Problem to work on: Output the material exactly, but drop every image it holds.

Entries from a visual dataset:
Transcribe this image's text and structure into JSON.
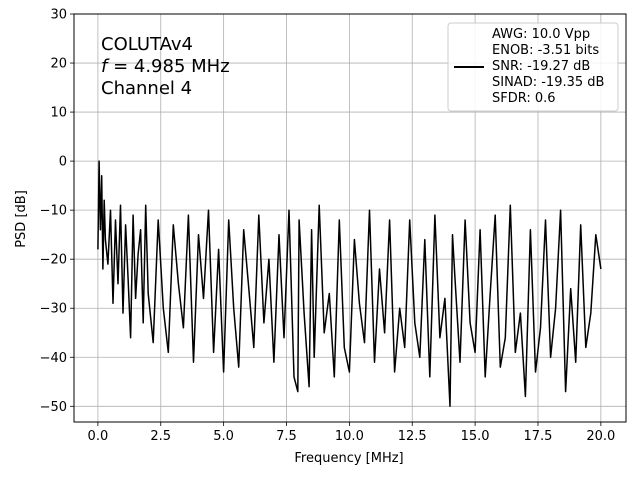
{
  "chart_data": {
    "type": "line",
    "xlabel": "Frequency [MHz]",
    "ylabel": "PSD [dB]",
    "xlim": [
      -0.95,
      21.0
    ],
    "ylim": [
      -53.2,
      30
    ],
    "xticks": [
      0.0,
      2.5,
      5.0,
      7.5,
      10.0,
      12.5,
      15.0,
      17.5,
      20.0
    ],
    "xtick_labels": [
      "0.0",
      "2.5",
      "5.0",
      "7.5",
      "10.0",
      "12.5",
      "15.0",
      "17.5",
      "20.0"
    ],
    "yticks": [
      30,
      20,
      10,
      0,
      -10,
      -20,
      -30,
      -40,
      -50
    ],
    "ytick_labels": [
      "30",
      "20",
      "10",
      "0",
      "−10",
      "−20",
      "−30",
      "−40",
      "−50"
    ],
    "grid": true,
    "line_color": "#000000",
    "annotation": {
      "lines": [
        "COLUTAv4",
        "= 4.985 MHz",
        "Channel 4"
      ],
      "f_symbol": "f"
    },
    "legend": {
      "position": "top-right",
      "entries": [
        "AWG: 10.0 Vpp",
        "ENOB: -3.51 bits",
        "SNR: -19.27 dB",
        "SINAD: -19.35 dB",
        "SFDR: 0.6"
      ]
    },
    "series": [
      {
        "color": "#000000",
        "x": [
          0.0,
          0.05,
          0.1,
          0.15,
          0.2,
          0.25,
          0.3,
          0.4,
          0.5,
          0.6,
          0.7,
          0.8,
          0.9,
          1.0,
          1.1,
          1.2,
          1.3,
          1.4,
          1.5,
          1.6,
          1.7,
          1.8,
          1.9,
          2.0,
          2.2,
          2.4,
          2.6,
          2.8,
          3.0,
          3.2,
          3.4,
          3.6,
          3.8,
          4.0,
          4.2,
          4.4,
          4.6,
          4.8,
          5.0,
          5.2,
          5.4,
          5.6,
          5.8,
          6.0,
          6.2,
          6.4,
          6.6,
          6.8,
          7.0,
          7.2,
          7.4,
          7.6,
          7.8,
          7.95,
          8.0,
          8.2,
          8.4,
          8.5,
          8.6,
          8.8,
          9.0,
          9.2,
          9.4,
          9.6,
          9.8,
          10.0,
          10.2,
          10.4,
          10.6,
          10.8,
          11.0,
          11.2,
          11.4,
          11.6,
          11.8,
          12.0,
          12.2,
          12.4,
          12.6,
          12.8,
          13.0,
          13.2,
          13.4,
          13.6,
          13.8,
          14.0,
          14.1,
          14.2,
          14.4,
          14.6,
          14.8,
          15.0,
          15.2,
          15.4,
          15.6,
          15.8,
          16.0,
          16.2,
          16.4,
          16.6,
          16.8,
          17.0,
          17.2,
          17.4,
          17.6,
          17.8,
          18.0,
          18.2,
          18.4,
          18.6,
          18.8,
          19.0,
          19.2,
          19.4,
          19.6,
          19.8,
          20.0
        ],
        "y": [
          -18,
          0,
          -14,
          -3,
          -22,
          -8,
          -16,
          -21,
          -10,
          -29,
          -12,
          -25,
          -9,
          -31,
          -13,
          -24,
          -36,
          -11,
          -28,
          -19,
          -14,
          -33,
          -9,
          -27,
          -37,
          -12,
          -30,
          -39,
          -13,
          -25,
          -34,
          -11,
          -41,
          -15,
          -28,
          -10,
          -39,
          -18,
          -43,
          -12,
          -30,
          -42,
          -14,
          -26,
          -38,
          -11,
          -33,
          -20,
          -41,
          -15,
          -36,
          -10,
          -44,
          -47,
          -12,
          -31,
          -46,
          -14,
          -40,
          -9,
          -35,
          -27,
          -44,
          -12,
          -38,
          -43,
          -16,
          -29,
          -37,
          -10,
          -41,
          -22,
          -35,
          -12,
          -43,
          -30,
          -38,
          -12,
          -33,
          -40,
          -16,
          -44,
          -11,
          -36,
          -28,
          -50,
          -15,
          -24,
          -41,
          -12,
          -33,
          -39,
          -14,
          -44,
          -27,
          -11,
          -42,
          -36,
          -9,
          -39,
          -31,
          -48,
          -14,
          -43,
          -34,
          -12,
          -40,
          -30,
          -10,
          -47,
          -26,
          -41,
          -13,
          -38,
          -31,
          -15,
          -22
        ]
      }
    ]
  }
}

Exercise response:
Transcribe this image's text and structure into JSON.
{
  "chart_data": {
    "type": "line",
    "xlabel": "Frequency [MHz]",
    "ylabel": "PSD [dB]",
    "xlim": [
      -0.95,
      21.0
    ],
    "ylim": [
      -53.2,
      30
    ],
    "xticks": [
      0.0,
      2.5,
      5.0,
      7.5,
      10.0,
      12.5,
      15.0,
      17.5,
      20.0
    ],
    "xtick_labels": [
      "0.0",
      "2.5",
      "5.0",
      "7.5",
      "10.0",
      "12.5",
      "15.0",
      "17.5",
      "20.0"
    ],
    "yticks": [
      30,
      20,
      10,
      0,
      -10,
      -20,
      -30,
      -40,
      -50
    ],
    "ytick_labels": [
      "30",
      "20",
      "10",
      "0",
      "−10",
      "−20",
      "−30",
      "−40",
      "−50"
    ],
    "grid": true,
    "line_color": "#000000",
    "annotation": {
      "lines": [
        "COLUTAv4",
        "= 4.985 MHz",
        "Channel 4"
      ],
      "f_symbol": "f"
    },
    "legend": {
      "position": "top-right",
      "entries": [
        "AWG: 10.0 Vpp",
        "ENOB: -3.51 bits",
        "SNR: -19.27 dB",
        "SINAD: -19.35 dB",
        "SFDR: 0.6"
      ]
    },
    "series": [
      {
        "color": "#000000",
        "x": [
          0.0,
          0.05,
          0.1,
          0.15,
          0.2,
          0.25,
          0.3,
          0.4,
          0.5,
          0.6,
          0.7,
          0.8,
          0.9,
          1.0,
          1.1,
          1.2,
          1.3,
          1.4,
          1.5,
          1.6,
          1.7,
          1.8,
          1.9,
          2.0,
          2.2,
          2.4,
          2.6,
          2.8,
          3.0,
          3.2,
          3.4,
          3.6,
          3.8,
          4.0,
          4.2,
          4.4,
          4.6,
          4.8,
          5.0,
          5.2,
          5.4,
          5.6,
          5.8,
          6.0,
          6.2,
          6.4,
          6.6,
          6.8,
          7.0,
          7.2,
          7.4,
          7.6,
          7.8,
          7.95,
          8.0,
          8.2,
          8.4,
          8.5,
          8.6,
          8.8,
          9.0,
          9.2,
          9.4,
          9.6,
          9.8,
          10.0,
          10.2,
          10.4,
          10.6,
          10.8,
          11.0,
          11.2,
          11.4,
          11.6,
          11.8,
          12.0,
          12.2,
          12.4,
          12.6,
          12.8,
          13.0,
          13.2,
          13.4,
          13.6,
          13.8,
          14.0,
          14.1,
          14.2,
          14.4,
          14.6,
          14.8,
          15.0,
          15.2,
          15.4,
          15.6,
          15.8,
          16.0,
          16.2,
          16.4,
          16.6,
          16.8,
          17.0,
          17.2,
          17.4,
          17.6,
          17.8,
          18.0,
          18.2,
          18.4,
          18.6,
          18.8,
          19.0,
          19.2,
          19.4,
          19.6,
          19.8,
          20.0
        ],
        "y": [
          -18,
          0,
          -14,
          -3,
          -22,
          -8,
          -16,
          -21,
          -10,
          -29,
          -12,
          -25,
          -9,
          -31,
          -13,
          -24,
          -36,
          -11,
          -28,
          -19,
          -14,
          -33,
          -9,
          -27,
          -37,
          -12,
          -30,
          -39,
          -13,
          -25,
          -34,
          -11,
          -41,
          -15,
          -28,
          -10,
          -39,
          -18,
          -43,
          -12,
          -30,
          -42,
          -14,
          -26,
          -38,
          -11,
          -33,
          -20,
          -41,
          -15,
          -36,
          -10,
          -44,
          -47,
          -12,
          -31,
          -46,
          -14,
          -40,
          -9,
          -35,
          -27,
          -44,
          -12,
          -38,
          -43,
          -16,
          -29,
          -37,
          -10,
          -41,
          -22,
          -35,
          -12,
          -43,
          -30,
          -38,
          -12,
          -33,
          -40,
          -16,
          -44,
          -11,
          -36,
          -28,
          -50,
          -15,
          -24,
          -41,
          -12,
          -33,
          -39,
          -14,
          -44,
          -27,
          -11,
          -42,
          -36,
          -9,
          -39,
          -31,
          -48,
          -14,
          -43,
          -34,
          -12,
          -40,
          -30,
          -10,
          -47,
          -26,
          -41,
          -13,
          -38,
          -31,
          -15,
          -22
        ]
      }
    ]
  }
}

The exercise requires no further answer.